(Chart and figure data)
════
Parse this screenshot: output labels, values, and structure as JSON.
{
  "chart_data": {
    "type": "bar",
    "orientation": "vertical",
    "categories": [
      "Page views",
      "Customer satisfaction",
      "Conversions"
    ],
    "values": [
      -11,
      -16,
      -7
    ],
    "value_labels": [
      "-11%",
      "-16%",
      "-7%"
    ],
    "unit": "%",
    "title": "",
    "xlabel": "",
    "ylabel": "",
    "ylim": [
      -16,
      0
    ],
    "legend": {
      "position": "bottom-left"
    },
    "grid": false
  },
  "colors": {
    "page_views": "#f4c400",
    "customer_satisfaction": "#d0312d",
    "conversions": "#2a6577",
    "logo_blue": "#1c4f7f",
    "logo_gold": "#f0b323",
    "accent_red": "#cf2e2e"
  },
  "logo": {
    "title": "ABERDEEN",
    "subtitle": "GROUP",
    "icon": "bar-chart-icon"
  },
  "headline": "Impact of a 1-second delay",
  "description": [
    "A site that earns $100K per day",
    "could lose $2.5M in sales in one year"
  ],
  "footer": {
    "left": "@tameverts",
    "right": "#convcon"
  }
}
════
__TASK INSTRUCTIONS__.
Copy out every line from the data above that has "values" in it.

__RESPONSE FOR THIS EXERCISE__.
Parse this screenshot: output labels, values, and structure as JSON.
    "values": [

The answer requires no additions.